───── DATASET RECORDS ─────

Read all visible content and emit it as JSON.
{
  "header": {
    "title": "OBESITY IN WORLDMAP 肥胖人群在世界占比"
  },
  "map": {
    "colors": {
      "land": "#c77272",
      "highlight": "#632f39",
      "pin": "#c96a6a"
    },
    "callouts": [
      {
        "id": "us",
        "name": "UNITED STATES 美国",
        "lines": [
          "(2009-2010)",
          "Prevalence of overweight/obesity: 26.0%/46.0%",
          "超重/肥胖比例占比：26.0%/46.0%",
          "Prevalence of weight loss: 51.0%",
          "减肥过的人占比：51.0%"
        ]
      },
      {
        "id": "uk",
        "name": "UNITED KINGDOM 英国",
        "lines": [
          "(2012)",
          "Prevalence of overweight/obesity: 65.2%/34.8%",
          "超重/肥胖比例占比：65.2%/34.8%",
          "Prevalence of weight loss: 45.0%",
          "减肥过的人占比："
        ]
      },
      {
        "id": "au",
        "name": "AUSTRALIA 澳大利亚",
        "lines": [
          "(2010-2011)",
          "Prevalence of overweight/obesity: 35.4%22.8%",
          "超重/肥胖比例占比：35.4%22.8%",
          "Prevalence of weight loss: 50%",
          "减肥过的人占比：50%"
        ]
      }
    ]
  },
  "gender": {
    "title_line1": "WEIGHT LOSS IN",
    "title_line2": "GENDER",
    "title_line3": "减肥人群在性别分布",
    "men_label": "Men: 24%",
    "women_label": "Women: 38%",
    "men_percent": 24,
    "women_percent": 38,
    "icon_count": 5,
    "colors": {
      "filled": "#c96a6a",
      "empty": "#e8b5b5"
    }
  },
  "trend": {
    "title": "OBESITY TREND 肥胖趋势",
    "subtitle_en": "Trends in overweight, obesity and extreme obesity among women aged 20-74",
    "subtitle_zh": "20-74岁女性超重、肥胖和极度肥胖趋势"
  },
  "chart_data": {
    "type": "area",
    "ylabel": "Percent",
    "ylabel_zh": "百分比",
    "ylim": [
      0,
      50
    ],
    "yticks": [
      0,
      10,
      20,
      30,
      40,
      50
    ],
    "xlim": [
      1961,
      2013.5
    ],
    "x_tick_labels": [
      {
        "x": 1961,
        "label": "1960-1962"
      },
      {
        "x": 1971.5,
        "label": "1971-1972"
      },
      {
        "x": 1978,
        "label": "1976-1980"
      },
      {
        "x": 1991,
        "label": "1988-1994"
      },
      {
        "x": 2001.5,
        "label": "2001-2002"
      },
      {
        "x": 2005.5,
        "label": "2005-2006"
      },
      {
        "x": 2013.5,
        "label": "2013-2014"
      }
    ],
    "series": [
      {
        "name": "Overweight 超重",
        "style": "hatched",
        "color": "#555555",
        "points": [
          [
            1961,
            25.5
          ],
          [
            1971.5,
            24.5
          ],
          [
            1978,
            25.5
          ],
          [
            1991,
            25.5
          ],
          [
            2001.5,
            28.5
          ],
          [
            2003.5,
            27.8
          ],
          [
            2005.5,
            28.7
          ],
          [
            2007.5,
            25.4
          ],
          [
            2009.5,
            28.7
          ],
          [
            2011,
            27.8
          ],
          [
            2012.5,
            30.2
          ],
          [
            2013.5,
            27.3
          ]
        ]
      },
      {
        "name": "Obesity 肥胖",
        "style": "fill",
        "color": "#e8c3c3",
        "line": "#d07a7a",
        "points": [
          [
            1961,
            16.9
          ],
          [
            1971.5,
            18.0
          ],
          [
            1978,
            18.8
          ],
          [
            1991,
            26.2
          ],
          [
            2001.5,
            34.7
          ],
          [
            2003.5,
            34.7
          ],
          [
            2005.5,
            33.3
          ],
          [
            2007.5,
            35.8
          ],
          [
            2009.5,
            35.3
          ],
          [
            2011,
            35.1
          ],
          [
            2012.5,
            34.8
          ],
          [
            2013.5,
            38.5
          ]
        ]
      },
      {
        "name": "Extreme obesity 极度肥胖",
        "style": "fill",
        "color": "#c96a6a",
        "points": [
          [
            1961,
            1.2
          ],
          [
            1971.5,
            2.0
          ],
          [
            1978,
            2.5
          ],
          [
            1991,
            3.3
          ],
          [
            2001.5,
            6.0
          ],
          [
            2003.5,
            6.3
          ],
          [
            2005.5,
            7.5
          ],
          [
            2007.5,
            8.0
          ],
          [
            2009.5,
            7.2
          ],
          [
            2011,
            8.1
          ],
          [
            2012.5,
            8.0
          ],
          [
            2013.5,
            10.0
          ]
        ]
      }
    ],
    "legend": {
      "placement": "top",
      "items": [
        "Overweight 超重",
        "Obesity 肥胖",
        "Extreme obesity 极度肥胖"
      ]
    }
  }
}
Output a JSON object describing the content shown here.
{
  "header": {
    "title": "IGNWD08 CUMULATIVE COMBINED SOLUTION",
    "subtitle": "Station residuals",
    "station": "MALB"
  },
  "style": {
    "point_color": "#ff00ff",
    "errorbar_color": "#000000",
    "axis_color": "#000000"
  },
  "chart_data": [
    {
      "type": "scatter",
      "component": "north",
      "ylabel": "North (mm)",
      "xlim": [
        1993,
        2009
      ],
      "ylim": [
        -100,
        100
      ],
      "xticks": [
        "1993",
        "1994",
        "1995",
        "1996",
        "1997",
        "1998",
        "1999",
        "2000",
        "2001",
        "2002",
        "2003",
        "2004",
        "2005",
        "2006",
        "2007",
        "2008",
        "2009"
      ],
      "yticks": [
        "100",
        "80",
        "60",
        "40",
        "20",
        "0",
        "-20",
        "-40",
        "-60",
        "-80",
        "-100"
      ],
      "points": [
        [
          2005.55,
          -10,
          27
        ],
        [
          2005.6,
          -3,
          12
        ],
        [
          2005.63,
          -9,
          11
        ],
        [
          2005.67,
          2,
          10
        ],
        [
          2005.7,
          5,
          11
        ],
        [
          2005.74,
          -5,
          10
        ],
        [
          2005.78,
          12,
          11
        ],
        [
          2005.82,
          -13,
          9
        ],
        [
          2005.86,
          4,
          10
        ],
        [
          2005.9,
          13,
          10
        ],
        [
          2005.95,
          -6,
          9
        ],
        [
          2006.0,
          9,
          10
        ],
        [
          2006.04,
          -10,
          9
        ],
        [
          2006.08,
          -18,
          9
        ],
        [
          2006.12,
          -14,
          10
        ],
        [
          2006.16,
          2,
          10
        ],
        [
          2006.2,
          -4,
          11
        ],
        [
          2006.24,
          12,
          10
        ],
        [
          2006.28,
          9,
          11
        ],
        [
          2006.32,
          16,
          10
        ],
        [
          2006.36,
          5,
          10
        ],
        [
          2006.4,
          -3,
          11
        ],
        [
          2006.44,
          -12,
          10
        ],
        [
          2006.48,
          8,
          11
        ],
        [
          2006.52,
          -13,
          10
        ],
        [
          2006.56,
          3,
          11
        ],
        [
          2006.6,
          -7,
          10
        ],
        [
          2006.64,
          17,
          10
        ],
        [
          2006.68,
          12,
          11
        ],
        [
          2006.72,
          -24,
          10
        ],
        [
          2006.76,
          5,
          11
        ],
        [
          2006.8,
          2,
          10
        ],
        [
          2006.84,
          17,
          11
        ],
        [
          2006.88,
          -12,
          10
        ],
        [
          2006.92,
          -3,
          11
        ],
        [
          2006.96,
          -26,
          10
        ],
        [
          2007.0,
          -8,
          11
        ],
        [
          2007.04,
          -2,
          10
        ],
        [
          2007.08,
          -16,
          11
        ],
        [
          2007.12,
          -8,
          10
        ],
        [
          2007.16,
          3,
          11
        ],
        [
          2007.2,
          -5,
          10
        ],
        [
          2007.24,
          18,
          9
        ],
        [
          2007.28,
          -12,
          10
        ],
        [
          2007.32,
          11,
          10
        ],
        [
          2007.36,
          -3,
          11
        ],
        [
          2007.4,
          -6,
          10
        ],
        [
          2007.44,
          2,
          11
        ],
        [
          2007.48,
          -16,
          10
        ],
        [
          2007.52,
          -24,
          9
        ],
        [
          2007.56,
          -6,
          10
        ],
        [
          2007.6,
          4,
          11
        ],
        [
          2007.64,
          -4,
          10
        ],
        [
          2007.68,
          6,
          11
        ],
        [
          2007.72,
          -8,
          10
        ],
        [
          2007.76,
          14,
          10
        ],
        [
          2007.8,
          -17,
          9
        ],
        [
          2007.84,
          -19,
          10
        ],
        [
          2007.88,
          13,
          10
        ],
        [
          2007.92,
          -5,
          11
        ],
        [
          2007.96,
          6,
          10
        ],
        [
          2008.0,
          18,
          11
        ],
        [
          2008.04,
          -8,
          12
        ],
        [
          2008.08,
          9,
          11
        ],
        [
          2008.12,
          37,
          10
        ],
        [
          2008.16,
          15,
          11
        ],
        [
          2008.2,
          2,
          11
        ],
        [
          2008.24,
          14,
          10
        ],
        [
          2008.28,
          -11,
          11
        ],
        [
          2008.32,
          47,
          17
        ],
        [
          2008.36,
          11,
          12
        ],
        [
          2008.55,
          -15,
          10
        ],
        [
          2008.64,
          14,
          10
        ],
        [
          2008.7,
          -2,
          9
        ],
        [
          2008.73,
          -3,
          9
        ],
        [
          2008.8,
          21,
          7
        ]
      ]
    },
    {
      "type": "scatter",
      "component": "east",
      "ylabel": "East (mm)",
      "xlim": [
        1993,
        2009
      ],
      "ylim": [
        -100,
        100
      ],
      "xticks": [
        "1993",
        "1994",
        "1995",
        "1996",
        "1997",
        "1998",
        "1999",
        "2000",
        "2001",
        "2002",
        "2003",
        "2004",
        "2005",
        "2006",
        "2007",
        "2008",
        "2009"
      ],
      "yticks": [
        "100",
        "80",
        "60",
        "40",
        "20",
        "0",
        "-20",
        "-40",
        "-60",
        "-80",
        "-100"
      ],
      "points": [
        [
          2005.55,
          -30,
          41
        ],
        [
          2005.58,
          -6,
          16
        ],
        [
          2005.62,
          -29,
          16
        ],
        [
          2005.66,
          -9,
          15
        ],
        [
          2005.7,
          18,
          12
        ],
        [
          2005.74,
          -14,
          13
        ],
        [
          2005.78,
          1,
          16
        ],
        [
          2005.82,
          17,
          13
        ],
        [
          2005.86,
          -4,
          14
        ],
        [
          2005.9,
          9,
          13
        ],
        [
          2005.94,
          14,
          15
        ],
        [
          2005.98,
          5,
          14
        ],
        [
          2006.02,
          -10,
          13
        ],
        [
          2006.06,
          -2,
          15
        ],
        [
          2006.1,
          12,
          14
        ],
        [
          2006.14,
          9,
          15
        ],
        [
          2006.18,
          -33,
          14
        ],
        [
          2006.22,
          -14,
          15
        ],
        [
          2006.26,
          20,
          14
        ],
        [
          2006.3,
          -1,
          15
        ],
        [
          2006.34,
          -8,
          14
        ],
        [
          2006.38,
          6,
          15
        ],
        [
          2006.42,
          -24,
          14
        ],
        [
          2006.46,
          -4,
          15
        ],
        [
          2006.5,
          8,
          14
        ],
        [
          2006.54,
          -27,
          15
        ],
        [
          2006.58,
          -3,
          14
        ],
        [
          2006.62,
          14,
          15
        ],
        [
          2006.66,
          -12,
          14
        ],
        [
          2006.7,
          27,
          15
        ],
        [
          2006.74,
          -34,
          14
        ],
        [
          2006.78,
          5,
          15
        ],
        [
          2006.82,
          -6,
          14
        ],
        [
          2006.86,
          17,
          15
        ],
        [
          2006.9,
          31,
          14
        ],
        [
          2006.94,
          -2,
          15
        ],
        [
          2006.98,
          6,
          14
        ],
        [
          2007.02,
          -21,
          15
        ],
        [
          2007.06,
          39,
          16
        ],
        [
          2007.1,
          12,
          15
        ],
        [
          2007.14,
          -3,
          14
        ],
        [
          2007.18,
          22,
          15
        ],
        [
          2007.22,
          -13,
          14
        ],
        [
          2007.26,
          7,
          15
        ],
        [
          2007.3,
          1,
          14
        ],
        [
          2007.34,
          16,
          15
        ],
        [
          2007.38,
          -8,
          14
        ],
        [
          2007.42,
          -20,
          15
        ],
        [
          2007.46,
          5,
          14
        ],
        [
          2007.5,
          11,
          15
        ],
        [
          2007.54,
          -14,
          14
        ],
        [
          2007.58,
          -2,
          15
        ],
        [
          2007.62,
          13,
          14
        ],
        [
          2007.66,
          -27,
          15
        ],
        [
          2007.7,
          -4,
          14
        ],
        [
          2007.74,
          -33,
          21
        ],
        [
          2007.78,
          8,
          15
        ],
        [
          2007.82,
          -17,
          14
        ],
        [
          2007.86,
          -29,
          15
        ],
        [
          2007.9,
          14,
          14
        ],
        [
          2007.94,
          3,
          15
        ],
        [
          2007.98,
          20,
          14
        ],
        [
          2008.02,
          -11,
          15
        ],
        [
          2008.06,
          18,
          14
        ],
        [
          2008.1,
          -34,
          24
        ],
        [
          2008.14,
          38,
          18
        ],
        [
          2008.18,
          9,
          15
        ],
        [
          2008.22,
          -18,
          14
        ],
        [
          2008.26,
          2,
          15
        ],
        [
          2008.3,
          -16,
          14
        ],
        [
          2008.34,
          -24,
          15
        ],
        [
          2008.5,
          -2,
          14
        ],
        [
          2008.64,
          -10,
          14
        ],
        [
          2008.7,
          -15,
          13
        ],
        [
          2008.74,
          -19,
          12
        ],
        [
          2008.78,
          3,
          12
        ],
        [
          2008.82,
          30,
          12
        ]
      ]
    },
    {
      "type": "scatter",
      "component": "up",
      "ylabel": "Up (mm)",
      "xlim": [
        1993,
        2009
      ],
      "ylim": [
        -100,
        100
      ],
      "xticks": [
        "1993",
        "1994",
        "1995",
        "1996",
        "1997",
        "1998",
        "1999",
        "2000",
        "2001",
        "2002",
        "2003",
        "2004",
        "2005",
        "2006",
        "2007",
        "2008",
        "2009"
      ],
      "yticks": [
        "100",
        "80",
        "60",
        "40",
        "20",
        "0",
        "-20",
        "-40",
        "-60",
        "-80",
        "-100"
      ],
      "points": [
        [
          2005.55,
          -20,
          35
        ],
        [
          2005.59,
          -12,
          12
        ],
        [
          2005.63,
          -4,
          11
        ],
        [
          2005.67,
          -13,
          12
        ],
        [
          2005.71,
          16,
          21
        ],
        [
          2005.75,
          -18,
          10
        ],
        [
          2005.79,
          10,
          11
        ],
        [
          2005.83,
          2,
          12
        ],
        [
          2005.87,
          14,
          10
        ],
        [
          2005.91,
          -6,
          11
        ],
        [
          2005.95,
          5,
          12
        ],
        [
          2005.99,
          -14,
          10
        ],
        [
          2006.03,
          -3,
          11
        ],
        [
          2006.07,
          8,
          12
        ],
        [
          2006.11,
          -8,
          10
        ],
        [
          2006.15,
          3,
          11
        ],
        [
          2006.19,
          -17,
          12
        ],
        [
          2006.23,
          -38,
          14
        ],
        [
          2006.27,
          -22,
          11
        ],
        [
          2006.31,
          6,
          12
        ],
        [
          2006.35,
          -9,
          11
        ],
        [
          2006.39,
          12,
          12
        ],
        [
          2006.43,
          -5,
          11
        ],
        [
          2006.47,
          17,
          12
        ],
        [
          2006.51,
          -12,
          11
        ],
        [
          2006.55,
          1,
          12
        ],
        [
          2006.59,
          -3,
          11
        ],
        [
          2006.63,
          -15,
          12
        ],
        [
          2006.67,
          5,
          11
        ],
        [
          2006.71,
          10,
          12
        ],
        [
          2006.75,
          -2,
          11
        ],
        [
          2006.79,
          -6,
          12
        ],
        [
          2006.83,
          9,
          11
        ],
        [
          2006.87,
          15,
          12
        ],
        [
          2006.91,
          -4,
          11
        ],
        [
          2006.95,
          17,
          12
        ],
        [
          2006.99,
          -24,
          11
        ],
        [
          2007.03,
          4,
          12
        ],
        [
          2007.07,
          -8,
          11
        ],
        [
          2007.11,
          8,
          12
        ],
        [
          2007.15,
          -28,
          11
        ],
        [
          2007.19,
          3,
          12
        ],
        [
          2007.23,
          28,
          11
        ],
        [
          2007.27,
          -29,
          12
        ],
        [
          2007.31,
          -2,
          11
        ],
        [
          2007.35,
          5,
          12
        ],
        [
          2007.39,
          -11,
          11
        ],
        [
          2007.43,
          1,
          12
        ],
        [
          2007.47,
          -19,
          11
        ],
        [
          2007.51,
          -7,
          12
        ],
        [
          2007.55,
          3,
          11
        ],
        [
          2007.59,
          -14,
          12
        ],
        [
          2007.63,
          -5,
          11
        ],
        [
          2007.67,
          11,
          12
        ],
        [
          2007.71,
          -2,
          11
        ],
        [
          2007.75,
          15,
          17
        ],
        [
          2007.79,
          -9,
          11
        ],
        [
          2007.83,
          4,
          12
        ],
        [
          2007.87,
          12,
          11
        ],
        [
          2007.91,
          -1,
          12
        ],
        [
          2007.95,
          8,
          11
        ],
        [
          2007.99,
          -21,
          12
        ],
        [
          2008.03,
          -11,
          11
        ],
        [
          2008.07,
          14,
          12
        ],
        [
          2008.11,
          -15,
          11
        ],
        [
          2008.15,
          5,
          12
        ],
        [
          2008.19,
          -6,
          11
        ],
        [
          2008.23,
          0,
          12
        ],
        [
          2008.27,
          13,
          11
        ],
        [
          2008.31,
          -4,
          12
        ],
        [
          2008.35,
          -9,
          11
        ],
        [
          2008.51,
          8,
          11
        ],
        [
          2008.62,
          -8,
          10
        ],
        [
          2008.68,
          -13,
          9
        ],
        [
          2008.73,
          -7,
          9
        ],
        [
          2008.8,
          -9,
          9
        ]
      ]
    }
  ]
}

─────

* TASK INSTRUCTIONS *
From the entries, copy out each line containing the word "JSON".

* ANSWER TO THIS EXERCISE *
Read all visible content and emit it as JSON.
Output a JSON object describing the content shown here.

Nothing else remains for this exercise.